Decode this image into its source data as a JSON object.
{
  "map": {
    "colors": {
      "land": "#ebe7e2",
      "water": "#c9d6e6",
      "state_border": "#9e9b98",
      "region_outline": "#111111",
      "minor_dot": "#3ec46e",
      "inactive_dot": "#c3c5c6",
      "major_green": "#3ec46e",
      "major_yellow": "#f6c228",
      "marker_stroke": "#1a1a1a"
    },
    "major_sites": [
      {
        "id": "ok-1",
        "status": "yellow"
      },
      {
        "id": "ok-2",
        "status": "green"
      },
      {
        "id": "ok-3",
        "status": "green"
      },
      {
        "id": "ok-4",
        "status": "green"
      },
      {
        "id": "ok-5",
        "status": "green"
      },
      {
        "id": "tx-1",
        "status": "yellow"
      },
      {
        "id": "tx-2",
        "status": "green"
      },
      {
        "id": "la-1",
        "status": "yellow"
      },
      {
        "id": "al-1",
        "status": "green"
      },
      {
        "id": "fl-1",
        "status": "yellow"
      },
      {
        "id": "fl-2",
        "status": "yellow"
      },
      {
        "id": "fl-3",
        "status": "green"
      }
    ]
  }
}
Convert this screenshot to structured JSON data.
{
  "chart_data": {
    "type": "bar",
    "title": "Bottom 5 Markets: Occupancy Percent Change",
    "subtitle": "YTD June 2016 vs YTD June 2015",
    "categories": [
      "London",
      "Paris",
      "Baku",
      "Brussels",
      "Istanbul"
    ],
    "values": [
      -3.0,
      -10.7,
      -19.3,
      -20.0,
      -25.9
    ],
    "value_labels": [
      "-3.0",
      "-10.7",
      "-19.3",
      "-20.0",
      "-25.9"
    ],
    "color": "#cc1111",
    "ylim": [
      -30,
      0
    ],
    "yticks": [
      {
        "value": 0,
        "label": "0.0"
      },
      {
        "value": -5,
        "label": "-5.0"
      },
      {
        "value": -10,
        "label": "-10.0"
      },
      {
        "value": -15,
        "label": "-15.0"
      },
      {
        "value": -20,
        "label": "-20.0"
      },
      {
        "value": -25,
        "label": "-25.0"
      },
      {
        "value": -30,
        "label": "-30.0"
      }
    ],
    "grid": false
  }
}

▶ _Given exercise_
Write down every line of the data exactly as it appears above.

▶ _Worked answer_
Decode this image into its source data as a JSON object.
{
  "map": {
    "colors": {
      "land": "#ebe7e2",
      "water": "#c9d6e6",
      "state_border": "#9e9b98",
      "region_outline": "#111111",
      "minor_dot": "#3ec46e",
      "inactive_dot": "#c3c5c6",
      "major_green": "#3ec46e",
      "major_yellow": "#f6c228",
      "marker_stroke": "#1a1a1a"
    },
    "major_sites": [
      {
        "id": "ok-1",
        "status": "yellow"
      },
      {
        "id": "ok-2",
        "status": "green"
      },
      {
        "id": "ok-3",
        "status": "green"
      },
      {
        "id": "ok-4",
        "status": "green"
      },
      {
        "id": "ok-5",
        "status": "green"
      },
      {
        "id": "tx-1",
        "status": "yellow"
      },
      {
        "id": "tx-2",
        "status": "green"
      },
      {
        "id": "la-1",
        "status": "yellow"
      },
      {
        "id": "al-1",
        "status": "green"
      },
      {
        "id": "fl-1",
        "status": "yellow"
      },
      {
        "id": "fl-2",
        "status": "yellow"
      },
      {
        "id": "fl-3",
        "status": "green"
      }
    ]
  }
}
Convert this screenshot to structured JSON data.
{
  "chart_data": {
    "type": "bar",
    "title": "Bottom 5 Markets: Occupancy Percent Change",
    "subtitle": "YTD June 2016 vs YTD June 2015",
    "categories": [
      "London",
      "Paris",
      "Baku",
      "Brussels",
      "Istanbul"
    ],
    "values": [
      -3.0,
      -10.7,
      -19.3,
      -20.0,
      -25.9
    ],
    "value_labels": [
      "-3.0",
      "-10.7",
      "-19.3",
      "-20.0",
      "-25.9"
    ],
    "color": "#cc1111",
    "ylim": [
      -30,
      0
    ],
    "yticks": [
      {
        "value": 0,
        "label": "0.0"
      },
      {
        "value": -5,
        "label": "-5.0"
      },
      {
        "value": -10,
        "label": "-10.0"
      },
      {
        "value": -15,
        "label": "-15.0"
      },
      {
        "value": -20,
        "label": "-20.0"
      },
      {
        "value": -25,
        "label": "-25.0"
      },
      {
        "value": -30,
        "label": "-30.0"
      }
    ],
    "grid": false
  }
}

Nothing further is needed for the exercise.